--- Given exercise ---
Give a verbatim copy of the lines below, minus the pictures.

%%

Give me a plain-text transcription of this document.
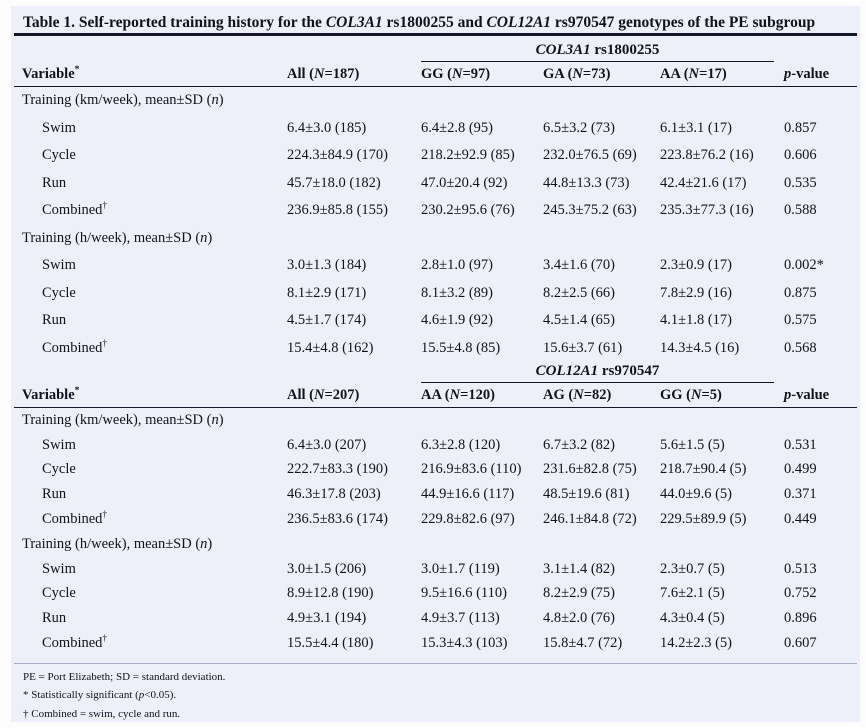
Table 1. Self-reported training history for the COL3A1 rs1800255 and COL12A1 rs970547 genotypes of the PE subgroup
COL3A1 rs1800255
Variable*	All (N=187)	GG (N=97)	GA (N=73)	AA (N=17)	p-value
Training (km/week), mean±SD (n)
Swim	6.4±3.0 (185)	6.4±2.8 (95)	6.5±3.2 (73)	6.1±3.1 (17)	0.857
Cycle	224.3±84.9 (170)	218.2±92.9 (85)	232.0±76.5 (69)	223.8±76.2 (16)	0.606
Run	45.7±18.0 (182)	47.0±20.4 (92)	44.8±13.3 (73)	42.4±21.6 (17)	0.535
Combined†	236.9±85.8 (155)	230.2±95.6 (76)	245.3±75.2 (63)	235.3±77.3 (16)	0.588
Training (h/week), mean±SD (n)
Swim	3.0±1.3 (184)	2.8±1.0 (97)	3.4±1.6 (70)	2.3±0.9 (17)	0.002*
Cycle	8.1±2.9 (171)	8.1±3.2 (89)	8.2±2.5 (66)	7.8±2.9 (16)	0.875
Run	4.5±1.7 (174)	4.6±1.9 (92)	4.5±1.4 (65)	4.1±1.8 (17)	0.575
Combined†	15.4±4.8 (162)	15.5±4.8 (85)	15.6±3.7 (61)	14.3±4.5 (16)	0.568
COL12A1 rs970547
Variable*	All (N=207)	AA (N=120)	AG (N=82)	GG (N=5)	p-value
Training (km/week), mean±SD (n)
Swim	6.4±3.0 (207)	6.3±2.8 (120)	6.7±3.2 (82)	5.6±1.5 (5)	0.531
Cycle	222.7±83.3 (190)	216.9±83.6 (110)	231.6±82.8 (75)	218.7±90.4 (5)	0.499
Run	46.3±17.8 (203)	44.9±16.6 (117)	48.5±19.6 (81)	44.0±9.6 (5)	0.371
Combined†	236.5±83.6 (174)	229.8±82.6 (97)	246.1±84.8 (72)	229.5±89.9 (5)	0.449
Training (h/week), mean±SD (n)
Swim	3.0±1.5 (206)	3.0±1.7 (119)	3.1±1.4 (82)	2.3±0.7 (5)	0.513
Cycle	8.9±12.8 (190)	9.5±16.6 (110)	8.2±2.9 (75)	7.6±2.1 (5)	0.752
Run	4.9±3.1 (194)	4.9±3.7 (113)	4.8±2.0 (76)	4.3±0.4 (5)	0.896
Combined†	15.5±4.4 (180)	15.3±4.3 (103)	15.8±4.7 (72)	14.2±2.3 (5)	0.607
PE = Port Elizabeth; SD = standard deviation.
* Statistically significant (p<0.05).
† Combined = swim, cycle and run.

%%

--- Task response ---
Give me a plain-text transcription of this document.
Table 1. Self-reported training history for the COL3A1 rs1800255 and COL12A1 rs970547 genotypes of the PE subgroup
COL3A1 rs1800255
Variable*	All (N=187)	GG (N=97)	GA (N=73)	AA (N=17)	p-value
Training (km/week), mean±SD (n)
Swim	6.4±3.0 (185)	6.4±2.8 (95)	6.5±3.2 (73)	6.1±3.1 (17)	0.857
Cycle	224.3±84.9 (170)	218.2±92.9 (85)	232.0±76.5 (69)	223.8±76.2 (16)	0.606
Run	45.7±18.0 (182)	47.0±20.4 (92)	44.8±13.3 (73)	42.4±21.6 (17)	0.535
Combined†	236.9±85.8 (155)	230.2±95.6 (76)	245.3±75.2 (63)	235.3±77.3 (16)	0.588
Training (h/week), mean±SD (n)
Swim	3.0±1.3 (184)	2.8±1.0 (97)	3.4±1.6 (70)	2.3±0.9 (17)	0.002*
Cycle	8.1±2.9 (171)	8.1±3.2 (89)	8.2±2.5 (66)	7.8±2.9 (16)	0.875
Run	4.5±1.7 (174)	4.6±1.9 (92)	4.5±1.4 (65)	4.1±1.8 (17)	0.575
Combined†	15.4±4.8 (162)	15.5±4.8 (85)	15.6±3.7 (61)	14.3±4.5 (16)	0.568
COL12A1 rs970547
Variable*	All (N=207)	AA (N=120)	AG (N=82)	GG (N=5)	p-value
Training (km/week), mean±SD (n)
Swim	6.4±3.0 (207)	6.3±2.8 (120)	6.7±3.2 (82)	5.6±1.5 (5)	0.531
Cycle	222.7±83.3 (190)	216.9±83.6 (110)	231.6±82.8 (75)	218.7±90.4 (5)	0.499
Run	46.3±17.8 (203)	44.9±16.6 (117)	48.5±19.6 (81)	44.0±9.6 (5)	0.371
Combined†	236.5±83.6 (174)	229.8±82.6 (97)	246.1±84.8 (72)	229.5±89.9 (5)	0.449
Training (h/week), mean±SD (n)
Swim	3.0±1.5 (206)	3.0±1.7 (119)	3.1±1.4 (82)	2.3±0.7 (5)	0.513
Cycle	8.9±12.8 (190)	9.5±16.6 (110)	8.2±2.9 (75)	7.6±2.1 (5)	0.752
Run	4.9±3.1 (194)	4.9±3.7 (113)	4.8±2.0 (76)	4.3±0.4 (5)	0.896
Combined†	15.5±4.4 (180)	15.3±4.3 (103)	15.8±4.7 (72)	14.2±2.3 (5)	0.607
PE = Port Elizabeth; SD = standard deviation.
* Statistically significant (p<0.05).
† Combined = swim, cycle and run.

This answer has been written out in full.